• YOUR OBJECTIVE
Lines containing the word "JSON" are to be located and copied.
┄┄┄┄┄┄┄┄┄┄
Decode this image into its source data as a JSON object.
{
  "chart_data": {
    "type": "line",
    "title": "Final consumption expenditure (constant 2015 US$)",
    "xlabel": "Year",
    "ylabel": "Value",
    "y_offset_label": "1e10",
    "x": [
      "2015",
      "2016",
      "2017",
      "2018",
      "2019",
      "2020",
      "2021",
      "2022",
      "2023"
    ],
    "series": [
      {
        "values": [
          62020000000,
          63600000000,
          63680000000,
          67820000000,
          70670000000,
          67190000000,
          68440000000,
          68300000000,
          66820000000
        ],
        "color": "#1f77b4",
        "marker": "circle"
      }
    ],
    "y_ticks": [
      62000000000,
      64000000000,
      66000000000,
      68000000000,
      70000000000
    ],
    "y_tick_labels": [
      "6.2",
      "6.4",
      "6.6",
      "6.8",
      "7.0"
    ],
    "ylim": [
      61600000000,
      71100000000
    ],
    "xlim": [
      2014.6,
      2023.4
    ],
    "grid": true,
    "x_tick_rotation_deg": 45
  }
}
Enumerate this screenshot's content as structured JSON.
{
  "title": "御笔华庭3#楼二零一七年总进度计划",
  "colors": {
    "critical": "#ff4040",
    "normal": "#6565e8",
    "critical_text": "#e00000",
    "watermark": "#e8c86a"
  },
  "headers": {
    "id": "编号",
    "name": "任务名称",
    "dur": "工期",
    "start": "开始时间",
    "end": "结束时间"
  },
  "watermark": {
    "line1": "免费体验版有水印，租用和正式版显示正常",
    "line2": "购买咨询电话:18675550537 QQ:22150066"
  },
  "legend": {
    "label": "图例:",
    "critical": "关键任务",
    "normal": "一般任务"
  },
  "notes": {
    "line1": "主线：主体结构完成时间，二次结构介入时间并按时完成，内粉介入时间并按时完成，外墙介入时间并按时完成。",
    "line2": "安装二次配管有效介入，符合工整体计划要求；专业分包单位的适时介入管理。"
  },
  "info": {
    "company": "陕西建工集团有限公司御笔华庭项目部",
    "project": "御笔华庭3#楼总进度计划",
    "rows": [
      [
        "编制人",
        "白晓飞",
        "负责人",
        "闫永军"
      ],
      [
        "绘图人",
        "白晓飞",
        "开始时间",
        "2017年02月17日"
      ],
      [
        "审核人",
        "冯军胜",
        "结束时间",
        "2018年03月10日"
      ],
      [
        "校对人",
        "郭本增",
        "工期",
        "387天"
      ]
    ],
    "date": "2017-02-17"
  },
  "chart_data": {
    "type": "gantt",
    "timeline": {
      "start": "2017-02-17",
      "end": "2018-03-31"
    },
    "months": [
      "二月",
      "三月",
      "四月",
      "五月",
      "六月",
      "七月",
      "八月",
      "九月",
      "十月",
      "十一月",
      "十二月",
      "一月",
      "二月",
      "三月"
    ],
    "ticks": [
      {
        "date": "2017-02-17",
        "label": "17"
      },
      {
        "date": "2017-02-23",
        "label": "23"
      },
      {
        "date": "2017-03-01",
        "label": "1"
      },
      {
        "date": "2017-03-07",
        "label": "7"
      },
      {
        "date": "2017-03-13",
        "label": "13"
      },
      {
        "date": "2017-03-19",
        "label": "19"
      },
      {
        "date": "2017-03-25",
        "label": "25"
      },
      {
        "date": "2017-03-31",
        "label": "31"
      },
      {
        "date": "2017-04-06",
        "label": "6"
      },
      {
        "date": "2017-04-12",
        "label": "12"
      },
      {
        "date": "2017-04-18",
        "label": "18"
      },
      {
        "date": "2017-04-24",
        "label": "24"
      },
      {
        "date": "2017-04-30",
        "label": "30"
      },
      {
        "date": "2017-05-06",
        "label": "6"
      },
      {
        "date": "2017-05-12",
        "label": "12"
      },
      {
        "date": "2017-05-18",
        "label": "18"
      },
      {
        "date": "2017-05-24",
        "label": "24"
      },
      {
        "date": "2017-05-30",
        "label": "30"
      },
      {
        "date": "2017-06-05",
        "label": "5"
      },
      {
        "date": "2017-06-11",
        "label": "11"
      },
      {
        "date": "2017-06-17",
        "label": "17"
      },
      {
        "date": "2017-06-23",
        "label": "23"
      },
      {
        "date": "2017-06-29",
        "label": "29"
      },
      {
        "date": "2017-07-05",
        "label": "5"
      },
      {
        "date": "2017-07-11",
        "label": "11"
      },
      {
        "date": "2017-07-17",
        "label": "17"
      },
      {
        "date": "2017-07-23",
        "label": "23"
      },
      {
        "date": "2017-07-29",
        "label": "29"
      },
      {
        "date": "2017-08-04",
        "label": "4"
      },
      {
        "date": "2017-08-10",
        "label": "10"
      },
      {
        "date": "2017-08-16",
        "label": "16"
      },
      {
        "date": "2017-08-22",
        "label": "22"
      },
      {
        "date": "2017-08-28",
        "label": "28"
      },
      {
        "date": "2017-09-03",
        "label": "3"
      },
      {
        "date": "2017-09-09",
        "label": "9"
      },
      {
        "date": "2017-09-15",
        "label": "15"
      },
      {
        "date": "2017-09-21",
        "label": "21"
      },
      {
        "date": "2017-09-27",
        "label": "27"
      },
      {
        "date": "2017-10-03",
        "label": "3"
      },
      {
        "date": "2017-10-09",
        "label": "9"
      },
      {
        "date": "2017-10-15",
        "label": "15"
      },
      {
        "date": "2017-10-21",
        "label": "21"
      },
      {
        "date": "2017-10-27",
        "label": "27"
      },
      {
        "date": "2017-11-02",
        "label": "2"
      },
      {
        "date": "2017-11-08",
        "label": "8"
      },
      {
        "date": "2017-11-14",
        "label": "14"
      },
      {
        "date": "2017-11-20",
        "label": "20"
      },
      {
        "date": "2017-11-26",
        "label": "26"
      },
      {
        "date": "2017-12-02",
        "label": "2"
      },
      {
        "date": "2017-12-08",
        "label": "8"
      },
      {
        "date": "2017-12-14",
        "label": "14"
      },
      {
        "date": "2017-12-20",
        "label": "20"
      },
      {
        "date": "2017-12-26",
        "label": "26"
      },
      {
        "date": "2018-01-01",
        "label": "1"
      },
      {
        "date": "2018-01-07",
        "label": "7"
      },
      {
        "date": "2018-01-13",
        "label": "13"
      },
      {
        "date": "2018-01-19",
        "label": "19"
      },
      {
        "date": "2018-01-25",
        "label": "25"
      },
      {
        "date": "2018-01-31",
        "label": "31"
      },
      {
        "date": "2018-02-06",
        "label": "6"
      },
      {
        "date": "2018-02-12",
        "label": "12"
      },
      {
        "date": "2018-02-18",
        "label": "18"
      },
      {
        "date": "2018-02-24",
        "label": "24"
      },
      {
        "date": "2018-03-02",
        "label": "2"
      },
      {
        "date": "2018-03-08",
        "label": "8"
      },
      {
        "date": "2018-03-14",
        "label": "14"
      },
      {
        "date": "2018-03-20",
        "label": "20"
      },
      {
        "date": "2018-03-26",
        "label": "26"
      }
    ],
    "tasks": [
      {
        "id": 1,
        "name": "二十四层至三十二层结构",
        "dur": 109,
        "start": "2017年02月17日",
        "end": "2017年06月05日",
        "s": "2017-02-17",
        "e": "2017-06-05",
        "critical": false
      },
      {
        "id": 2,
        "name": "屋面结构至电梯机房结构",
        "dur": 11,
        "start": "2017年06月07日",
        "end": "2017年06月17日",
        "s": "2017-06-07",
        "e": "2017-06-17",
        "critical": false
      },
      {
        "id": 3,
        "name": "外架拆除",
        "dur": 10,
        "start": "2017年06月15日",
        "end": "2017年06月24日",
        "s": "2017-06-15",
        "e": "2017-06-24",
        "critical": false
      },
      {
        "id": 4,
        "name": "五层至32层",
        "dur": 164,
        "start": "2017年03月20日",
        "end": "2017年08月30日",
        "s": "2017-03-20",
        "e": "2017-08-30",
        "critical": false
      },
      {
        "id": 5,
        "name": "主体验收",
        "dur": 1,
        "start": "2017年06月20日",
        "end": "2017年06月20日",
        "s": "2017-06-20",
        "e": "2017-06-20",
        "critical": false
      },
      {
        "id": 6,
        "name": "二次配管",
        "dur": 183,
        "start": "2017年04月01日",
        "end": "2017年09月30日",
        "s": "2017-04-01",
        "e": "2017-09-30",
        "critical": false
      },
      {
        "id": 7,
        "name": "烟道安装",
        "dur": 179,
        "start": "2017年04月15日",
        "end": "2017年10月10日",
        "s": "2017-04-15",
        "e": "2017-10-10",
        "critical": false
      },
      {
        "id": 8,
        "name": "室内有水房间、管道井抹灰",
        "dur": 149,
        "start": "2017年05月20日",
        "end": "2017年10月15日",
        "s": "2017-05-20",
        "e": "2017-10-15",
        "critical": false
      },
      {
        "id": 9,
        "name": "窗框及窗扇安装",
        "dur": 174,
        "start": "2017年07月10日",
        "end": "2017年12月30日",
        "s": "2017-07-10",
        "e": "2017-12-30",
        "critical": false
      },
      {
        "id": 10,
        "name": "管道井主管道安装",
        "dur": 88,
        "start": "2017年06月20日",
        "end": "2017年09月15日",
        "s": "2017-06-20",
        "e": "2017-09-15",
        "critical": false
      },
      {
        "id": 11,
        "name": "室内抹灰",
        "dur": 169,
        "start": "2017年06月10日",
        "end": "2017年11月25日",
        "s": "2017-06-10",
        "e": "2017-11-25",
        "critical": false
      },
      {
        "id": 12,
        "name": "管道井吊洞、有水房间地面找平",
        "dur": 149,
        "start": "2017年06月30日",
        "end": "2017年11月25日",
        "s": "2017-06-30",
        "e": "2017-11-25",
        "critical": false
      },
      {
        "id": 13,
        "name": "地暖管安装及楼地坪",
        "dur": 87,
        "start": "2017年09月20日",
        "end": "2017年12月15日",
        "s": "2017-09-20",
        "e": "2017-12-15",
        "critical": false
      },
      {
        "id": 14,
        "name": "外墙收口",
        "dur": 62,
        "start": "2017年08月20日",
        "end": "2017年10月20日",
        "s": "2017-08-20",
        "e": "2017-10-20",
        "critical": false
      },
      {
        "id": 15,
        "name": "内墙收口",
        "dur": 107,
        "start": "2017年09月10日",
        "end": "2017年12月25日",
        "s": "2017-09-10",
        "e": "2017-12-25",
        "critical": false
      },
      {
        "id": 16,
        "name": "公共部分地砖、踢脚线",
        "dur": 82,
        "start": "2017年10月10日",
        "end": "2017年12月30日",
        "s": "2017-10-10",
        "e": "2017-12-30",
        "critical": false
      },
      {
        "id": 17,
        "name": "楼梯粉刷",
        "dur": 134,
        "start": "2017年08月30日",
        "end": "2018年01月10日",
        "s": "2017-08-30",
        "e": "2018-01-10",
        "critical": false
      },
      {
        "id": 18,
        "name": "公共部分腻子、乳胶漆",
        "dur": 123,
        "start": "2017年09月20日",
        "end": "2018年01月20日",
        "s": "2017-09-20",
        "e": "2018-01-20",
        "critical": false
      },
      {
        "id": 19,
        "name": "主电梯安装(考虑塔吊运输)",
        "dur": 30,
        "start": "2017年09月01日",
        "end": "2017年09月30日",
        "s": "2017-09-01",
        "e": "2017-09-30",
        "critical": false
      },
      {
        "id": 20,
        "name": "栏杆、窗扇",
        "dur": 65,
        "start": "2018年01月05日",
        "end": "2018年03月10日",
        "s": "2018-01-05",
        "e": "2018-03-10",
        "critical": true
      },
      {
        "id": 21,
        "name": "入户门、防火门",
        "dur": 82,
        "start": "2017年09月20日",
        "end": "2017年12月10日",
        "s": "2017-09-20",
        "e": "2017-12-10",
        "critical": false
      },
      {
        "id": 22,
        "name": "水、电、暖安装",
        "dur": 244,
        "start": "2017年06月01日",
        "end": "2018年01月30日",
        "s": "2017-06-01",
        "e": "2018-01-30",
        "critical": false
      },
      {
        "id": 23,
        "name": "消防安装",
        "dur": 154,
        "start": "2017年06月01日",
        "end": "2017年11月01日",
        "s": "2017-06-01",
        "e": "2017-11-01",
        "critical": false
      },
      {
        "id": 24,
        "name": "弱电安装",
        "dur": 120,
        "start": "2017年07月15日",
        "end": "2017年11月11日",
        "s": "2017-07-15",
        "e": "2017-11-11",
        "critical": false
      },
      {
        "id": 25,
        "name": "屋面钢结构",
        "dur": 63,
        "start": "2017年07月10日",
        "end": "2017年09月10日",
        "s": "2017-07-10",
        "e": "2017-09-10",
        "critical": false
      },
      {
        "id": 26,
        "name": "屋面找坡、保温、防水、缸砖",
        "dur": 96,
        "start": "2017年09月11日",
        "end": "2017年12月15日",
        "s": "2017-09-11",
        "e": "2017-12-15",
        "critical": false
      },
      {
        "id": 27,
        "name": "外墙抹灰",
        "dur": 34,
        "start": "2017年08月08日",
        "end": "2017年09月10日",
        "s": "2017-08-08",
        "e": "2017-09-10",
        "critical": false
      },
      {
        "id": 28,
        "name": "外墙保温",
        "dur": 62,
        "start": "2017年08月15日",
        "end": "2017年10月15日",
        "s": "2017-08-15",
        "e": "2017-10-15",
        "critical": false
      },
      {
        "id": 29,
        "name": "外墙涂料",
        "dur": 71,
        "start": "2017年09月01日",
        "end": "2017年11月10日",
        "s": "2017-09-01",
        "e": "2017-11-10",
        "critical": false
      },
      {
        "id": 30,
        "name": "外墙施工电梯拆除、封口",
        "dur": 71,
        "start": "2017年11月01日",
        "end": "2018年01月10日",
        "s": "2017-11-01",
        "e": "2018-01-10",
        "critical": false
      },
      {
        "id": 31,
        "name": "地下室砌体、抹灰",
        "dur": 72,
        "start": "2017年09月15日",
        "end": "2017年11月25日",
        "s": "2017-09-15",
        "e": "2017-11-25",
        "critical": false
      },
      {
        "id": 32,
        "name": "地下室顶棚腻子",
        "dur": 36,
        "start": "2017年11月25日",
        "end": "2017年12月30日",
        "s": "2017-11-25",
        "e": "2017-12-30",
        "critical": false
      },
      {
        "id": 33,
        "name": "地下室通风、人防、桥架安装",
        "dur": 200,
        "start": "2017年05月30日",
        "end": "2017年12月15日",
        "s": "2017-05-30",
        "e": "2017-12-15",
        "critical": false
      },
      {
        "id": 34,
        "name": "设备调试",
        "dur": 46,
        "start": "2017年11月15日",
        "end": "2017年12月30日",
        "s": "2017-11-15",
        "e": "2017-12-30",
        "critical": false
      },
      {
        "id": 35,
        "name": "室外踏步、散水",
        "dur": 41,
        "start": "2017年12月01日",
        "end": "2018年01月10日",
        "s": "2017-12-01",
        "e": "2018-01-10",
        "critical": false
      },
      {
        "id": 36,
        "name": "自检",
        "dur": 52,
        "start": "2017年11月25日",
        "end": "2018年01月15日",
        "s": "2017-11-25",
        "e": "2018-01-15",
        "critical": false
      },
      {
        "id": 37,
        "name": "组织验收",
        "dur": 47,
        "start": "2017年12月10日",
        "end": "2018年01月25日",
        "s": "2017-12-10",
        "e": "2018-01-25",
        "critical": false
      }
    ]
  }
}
┄┄┄┄┄┄┄┄┄┄
• RIGHT ANSWER
Decode this image into its source data as a JSON object.
Enumerate this screenshot's content as structured JSON.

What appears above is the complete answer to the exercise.